# START OF INFORMATION PROVIDED

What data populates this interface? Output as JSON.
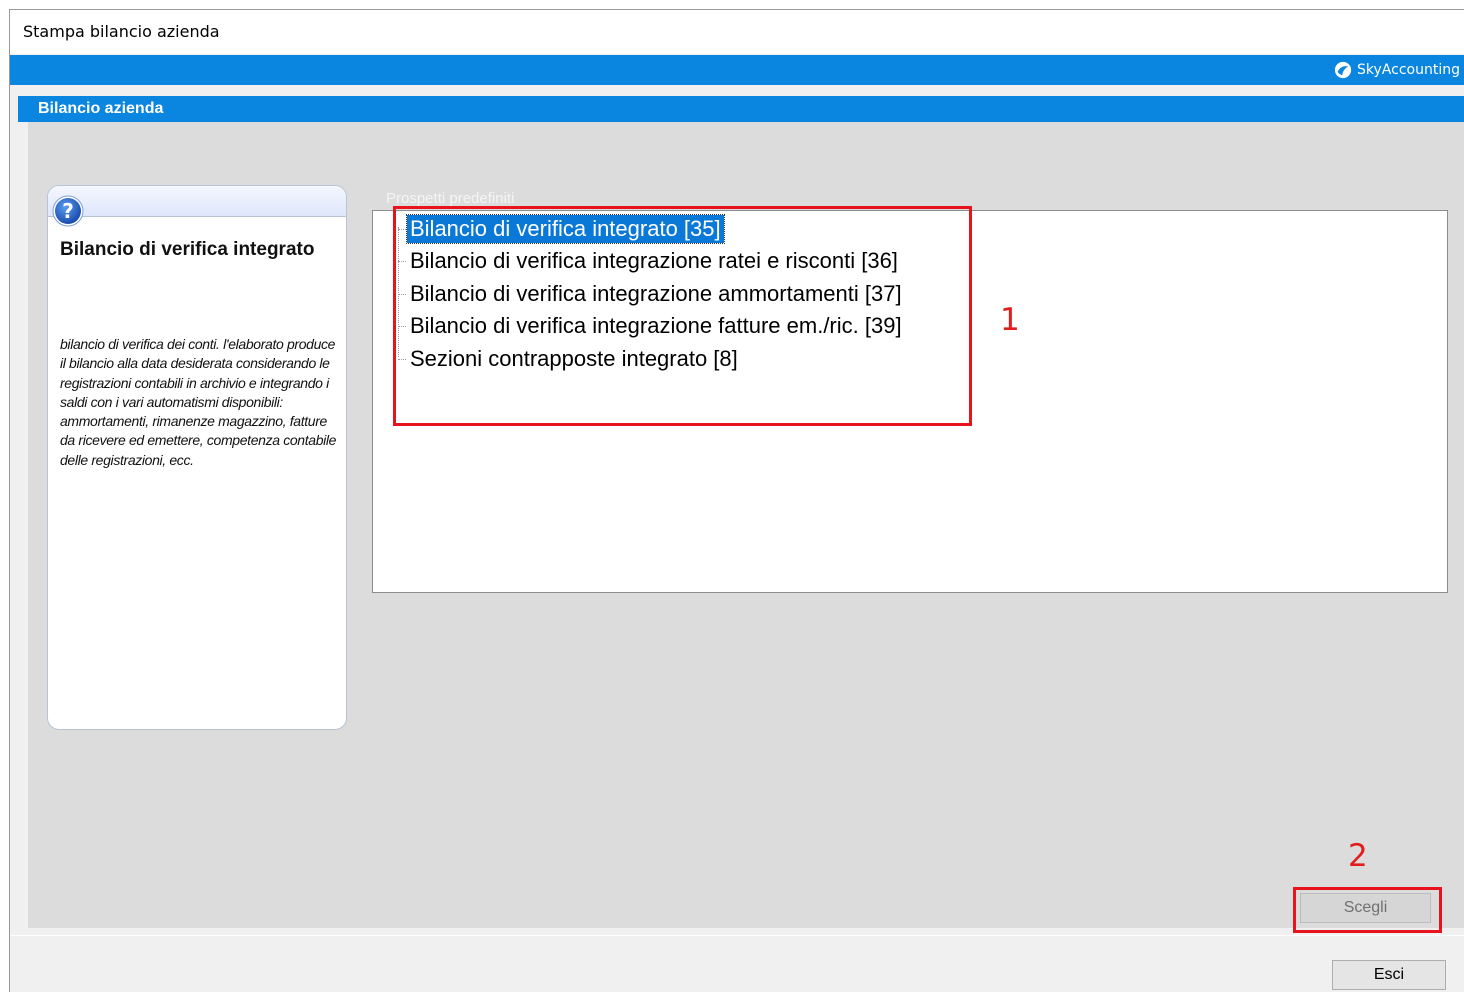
{
  "window": {
    "title": "Stampa bilancio azienda"
  },
  "brand": {
    "name": "SkyAccounting",
    "color": "#0a86e0"
  },
  "section": {
    "title": "Bilancio azienda"
  },
  "help": {
    "icon": "question-mark-icon",
    "title": "Bilancio di verifica integrato",
    "description": "bilancio di verifica dei conti. l'elaborato produce il bilancio alla data desiderata considerando le registrazioni contabili in archivio e integrando i saldi con i vari automatismi disponibili: ammortamenti, rimanenze magazzino, fatture da ricevere ed emettere, competenza contabile delle registrazioni, ecc."
  },
  "list": {
    "label": "Prospetti predefiniti",
    "items": [
      {
        "label": "Bilancio di verifica integrato [35]",
        "selected": true
      },
      {
        "label": "Bilancio di verifica integrazione ratei e risconti [36]",
        "selected": false
      },
      {
        "label": "Bilancio di verifica integrazione ammortamenti [37]",
        "selected": false
      },
      {
        "label": "Bilancio di verifica integrazione fatture em./ric. [39]",
        "selected": false
      },
      {
        "label": "Sezioni contrapposte integrato [8]",
        "selected": false
      }
    ]
  },
  "annotations": {
    "first": "1",
    "second": "2",
    "color": "#e8131c"
  },
  "buttons": {
    "scegli": "Scegli",
    "esci": "Esci"
  }
}
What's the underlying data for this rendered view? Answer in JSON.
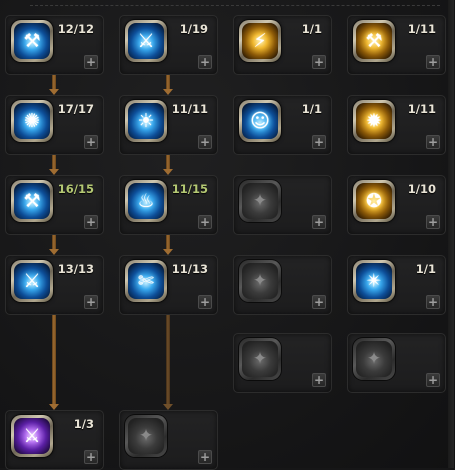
{
  "skill_tree": {
    "nodes": [
      {
        "id": "r1c1",
        "count": "12/12",
        "state": "skill",
        "color": "blue",
        "icon": "hammer-pillar-icon",
        "glyph": "⚒"
      },
      {
        "id": "r1c2",
        "count": "1/19",
        "state": "skill",
        "color": "blue",
        "icon": "axe-icon",
        "glyph": "⚔"
      },
      {
        "id": "r1c3",
        "count": "1/1",
        "state": "skill",
        "color": "gold",
        "icon": "lightning-crown-icon",
        "glyph": "⚡"
      },
      {
        "id": "r1c4",
        "count": "1/11",
        "state": "skill",
        "color": "gold",
        "icon": "hammer-strike-icon",
        "glyph": "⚒"
      },
      {
        "id": "r2c1",
        "count": "17/17",
        "state": "skill",
        "color": "blue",
        "icon": "whirlwind-icon",
        "glyph": "✺"
      },
      {
        "id": "r2c2",
        "count": "11/11",
        "state": "skill",
        "color": "blue",
        "icon": "bell-shield-icon",
        "glyph": "☀"
      },
      {
        "id": "r2c3",
        "count": "1/1",
        "state": "skill",
        "color": "blue",
        "icon": "roaring-face-icon",
        "glyph": "☺"
      },
      {
        "id": "r2c4",
        "count": "1/11",
        "state": "skill",
        "color": "gold",
        "icon": "shouting-face-icon",
        "glyph": "✹"
      },
      {
        "id": "r3c1",
        "count": "16/15",
        "state": "skill",
        "color": "blue",
        "icon": "hammer-smash-icon",
        "glyph": "⚒",
        "over": true
      },
      {
        "id": "r3c2",
        "count": "11/15",
        "state": "skill",
        "color": "blue",
        "icon": "flame-pillar-icon",
        "glyph": "♨",
        "over": true
      },
      {
        "id": "r3c3",
        "count": "",
        "state": "locked",
        "color": "gray",
        "icon": "locked-skill-icon",
        "glyph": "✦"
      },
      {
        "id": "r3c4",
        "count": "1/10",
        "state": "skill",
        "color": "gold",
        "icon": "golden-swirl-icon",
        "glyph": "✪"
      },
      {
        "id": "r4c1",
        "count": "13/13",
        "state": "skill",
        "color": "blue",
        "icon": "winged-axe-icon",
        "glyph": "⚔"
      },
      {
        "id": "r4c2",
        "count": "11/13",
        "state": "skill",
        "color": "blue",
        "icon": "slash-strike-icon",
        "glyph": "✄"
      },
      {
        "id": "r4c3",
        "count": "",
        "state": "locked",
        "color": "gray",
        "icon": "locked-skill-icon",
        "glyph": "✦"
      },
      {
        "id": "r4c4",
        "count": "1/1",
        "state": "skill",
        "color": "blue",
        "icon": "radiant-burst-icon",
        "glyph": "✴"
      },
      {
        "id": "r5c3",
        "count": "",
        "state": "locked",
        "color": "gray",
        "icon": "locked-skill-icon",
        "glyph": "✦"
      },
      {
        "id": "r5c4",
        "count": "",
        "state": "locked",
        "color": "gray",
        "icon": "locked-skill-icon",
        "glyph": "✦"
      },
      {
        "id": "r6c1",
        "count": "1/3",
        "state": "skill",
        "color": "purple",
        "icon": "purple-axe-icon",
        "glyph": "⚔"
      },
      {
        "id": "r6c2",
        "count": "",
        "state": "locked",
        "color": "gray",
        "icon": "locked-skill-icon",
        "glyph": "✦"
      }
    ],
    "plus_label": "+",
    "colors": {
      "count_normal": "#e9e4d6",
      "count_over": "#b4c873",
      "connector": "#a06d32"
    }
  }
}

# END OF INFORMATION PROVIDED

WHAT THE EXERCISE ASKS: Repeat the material above verbatim, with no pictures in the output.

SOLUTION:
What data populates this interface? Output as JSON.
{
  "window": {
    "title": "Stampa bilancio azienda"
  },
  "brand": {
    "name": "SkyAccounting",
    "color": "#0a86e0"
  },
  "section": {
    "title": "Bilancio azienda"
  },
  "help": {
    "icon": "question-mark-icon",
    "title": "Bilancio di verifica integrato",
    "description": "bilancio di verifica dei conti. l'elaborato produce il bilancio alla data desiderata considerando le registrazioni contabili in archivio e integrando i saldi con i vari automatismi disponibili: ammortamenti, rimanenze magazzino, fatture da ricevere ed emettere, competenza contabile delle registrazioni, ecc."
  },
  "list": {
    "label": "Prospetti predefiniti",
    "items": [
      {
        "label": "Bilancio di verifica integrato [35]",
        "selected": true
      },
      {
        "label": "Bilancio di verifica integrazione ratei e risconti [36]",
        "selected": false
      },
      {
        "label": "Bilancio di verifica integrazione ammortamenti [37]",
        "selected": false
      },
      {
        "label": "Bilancio di verifica integrazione fatture em./ric. [39]",
        "selected": false
      },
      {
        "label": "Sezioni contrapposte integrato [8]",
        "selected": false
      }
    ]
  },
  "annotations": {
    "first": "1",
    "second": "2",
    "color": "#e8131c"
  },
  "buttons": {
    "scegli": "Scegli",
    "esci": "Esci"
  }
}
What's the underlying data for this rendered view? Answer in JSON.
{
  "skill_tree": {
    "nodes": [
      {
        "id": "r1c1",
        "count": "12/12",
        "state": "skill",
        "color": "blue",
        "icon": "hammer-pillar-icon",
        "glyph": "⚒"
      },
      {
        "id": "r1c2",
        "count": "1/19",
        "state": "skill",
        "color": "blue",
        "icon": "axe-icon",
        "glyph": "⚔"
      },
      {
        "id": "r1c3",
        "count": "1/1",
        "state": "skill",
        "color": "gold",
        "icon": "lightning-crown-icon",
        "glyph": "⚡"
      },
      {
        "id": "r1c4",
        "count": "1/11",
        "state": "skill",
        "color": "gold",
        "icon": "hammer-strike-icon",
        "glyph": "⚒"
      },
      {
        "id": "r2c1",
        "count": "17/17",
        "state": "skill",
        "color": "blue",
        "icon": "whirlwind-icon",
        "glyph": "✺"
      },
      {
        "id": "r2c2",
        "count": "11/11",
        "state": "skill",
        "color": "blue",
        "icon": "bell-shield-icon",
        "glyph": "☀"
      },
      {
        "id": "r2c3",
        "count": "1/1",
        "state": "skill",
        "color": "blue",
        "icon": "roaring-face-icon",
        "glyph": "☺"
      },
      {
        "id": "r2c4",
        "count": "1/11",
        "state": "skill",
        "color": "gold",
        "icon": "shouting-face-icon",
        "glyph": "✹"
      },
      {
        "id": "r3c1",
        "count": "16/15",
        "state": "skill",
        "color": "blue",
        "icon": "hammer-smash-icon",
        "glyph": "⚒",
        "over": true
      },
      {
        "id": "r3c2",
        "count": "11/15",
        "state": "skill",
        "color": "blue",
        "icon": "flame-pillar-icon",
        "glyph": "♨",
        "over": true
      },
      {
        "id": "r3c3",
        "count": "",
        "state": "locked",
        "color": "gray",
        "icon": "locked-skill-icon",
        "glyph": "✦"
      },
      {
        "id": "r3c4",
        "count": "1/10",
        "state": "skill",
        "color": "gold",
        "icon": "golden-swirl-icon",
        "glyph": "✪"
      },
      {
        "id": "r4c1",
        "count": "13/13",
        "state": "skill",
        "color": "blue",
        "icon": "winged-axe-icon",
        "glyph": "⚔"
      },
      {
        "id": "r4c2",
        "count": "11/13",
        "state": "skill",
        "color": "blue",
        "icon": "slash-strike-icon",
        "glyph": "✄"
      },
      {
        "id": "r4c3",
        "count": "",
        "state": "locked",
        "color": "gray",
        "icon": "locked-skill-icon",
        "glyph": "✦"
      },
      {
        "id": "r4c4",
        "count": "1/1",
        "state": "skill",
        "color": "blue",
        "icon": "radiant-burst-icon",
        "glyph": "✴"
      },
      {
        "id": "r5c3",
        "count": "",
        "state": "locked",
        "color": "gray",
        "icon": "locked-skill-icon",
        "glyph": "✦"
      },
      {
        "id": "r5c4",
        "count": "",
        "state": "locked",
        "color": "gray",
        "icon": "locked-skill-icon",
        "glyph": "✦"
      },
      {
        "id": "r6c1",
        "count": "1/3",
        "state": "skill",
        "color": "purple",
        "icon": "purple-axe-icon",
        "glyph": "⚔"
      },
      {
        "id": "r6c2",
        "count": "",
        "state": "locked",
        "color": "gray",
        "icon": "locked-skill-icon",
        "glyph": "✦"
      }
    ],
    "plus_label": "+",
    "colors": {
      "count_normal": "#e9e4d6",
      "count_over": "#b4c873",
      "connector": "#a06d32"
    }
  }
}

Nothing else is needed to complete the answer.